The entries below should be quoted exactly, with no pictures carried over.

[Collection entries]
┄┄┄┄┄┄┄┄┄┄┄┄┄┄┄┄┄┄┄┄

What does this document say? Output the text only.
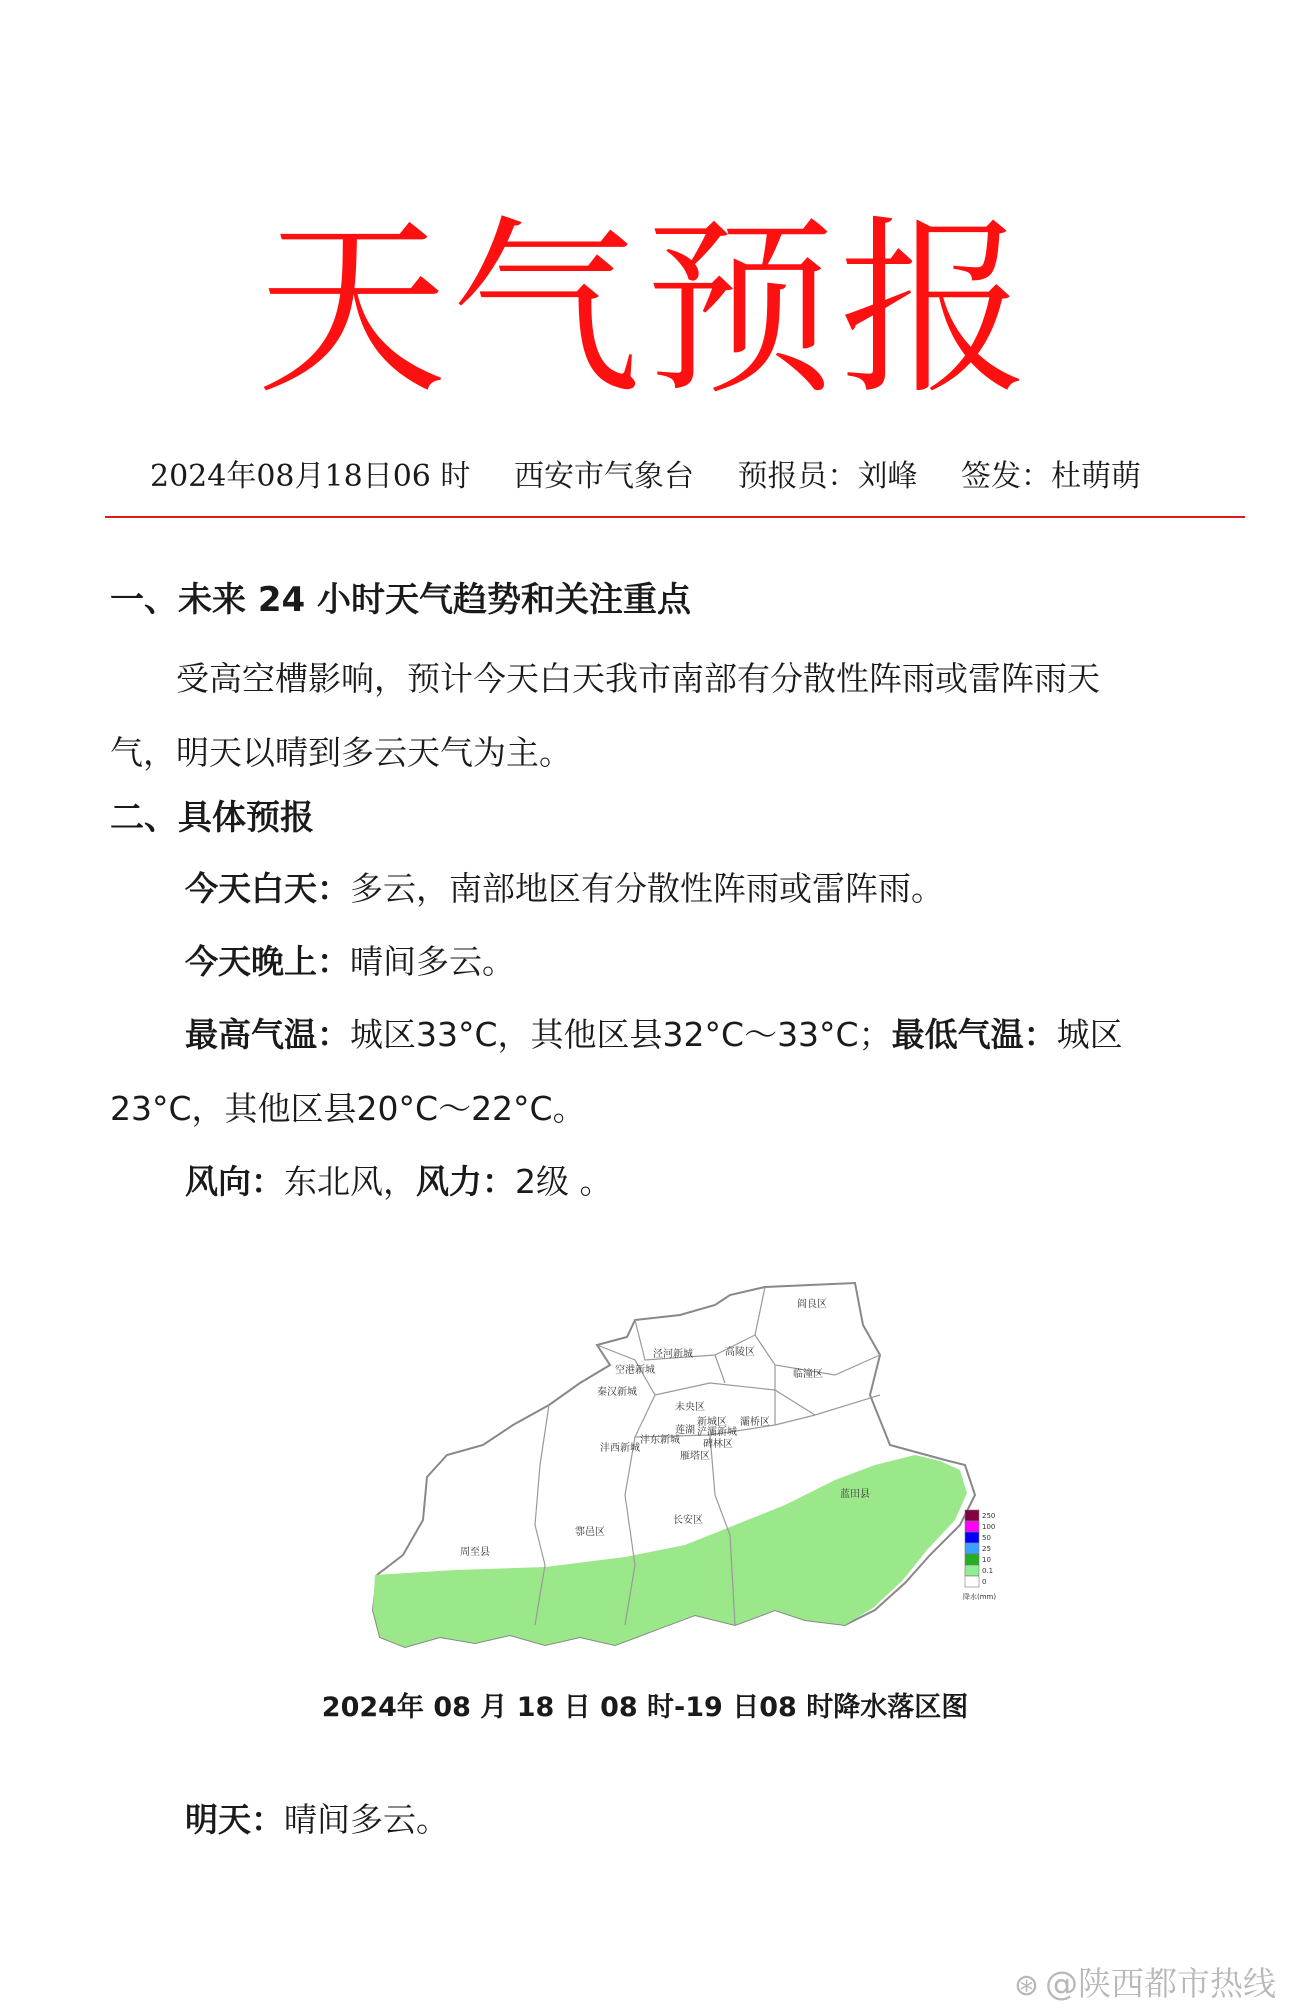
天气预报
2024年08月18日06 时 西安市气象台 预报员：刘峰 签发：杜萌萌
一、未来 24 小时天气趋势和关注重点
受高空槽影响，预计今天白天我市南部有分散性阵雨或雷阵雨天气，明天以晴到多云天气为主。
二、具体预报
今天白天：多云，南部地区有分散性阵雨或雷阵雨。
今天晚上：晴间多云。
最高气温：城区33°C，其他区县32°C～33°C；最低气温：城区23°C，其他区县20°C～22°C。
风向：东北风，风力：2级 。
阎良区
泾河新城	高陵区
空港新城	临潼区
秦汉新城
未央区
灞桥区
沣东新城
浐灞新城
碑林区
沣西新城
雁塔区
莲湖
新城区
蓝田县
鄠邑区
长安区
周至县
250
100
50
25
10
0.1
0
降水(mm)
2024年 08 月 18 日 08 时-19 日08 时降水落区图
明天：晴间多云。
⊛ @陕西都市热线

┄┄┄┄┄┄┄┄┄┄┄┄┄┄┄┄┄┄┄┄

#### Solved problem
What does this document say? Output the text only.
天气预报
2024年08月18日06 时 西安市气象台 预报员：刘峰 签发：杜萌萌
一、未来 24 小时天气趋势和关注重点
受高空槽影响，预计今天白天我市南部有分散性阵雨或雷阵雨天气，明天以晴到多云天气为主。
二、具体预报
今天白天：多云，南部地区有分散性阵雨或雷阵雨。
今天晚上：晴间多云。
最高气温：城区33°C，其他区县32°C～33°C；最低气温：城区23°C，其他区县20°C～22°C。
风向：东北风，风力：2级 。
阎良区
泾河新城	高陵区
空港新城	临潼区
秦汉新城
未央区
灞桥区
沣东新城
浐灞新城
碑林区
沣西新城
雁塔区
莲湖
新城区
蓝田县
鄠邑区
长安区
周至县
250
100
50
25
10
0.1
0
降水(mm)
2024年 08 月 18 日 08 时-19 日08 时降水落区图
明天：晴间多云。
⊛ @陕西都市热线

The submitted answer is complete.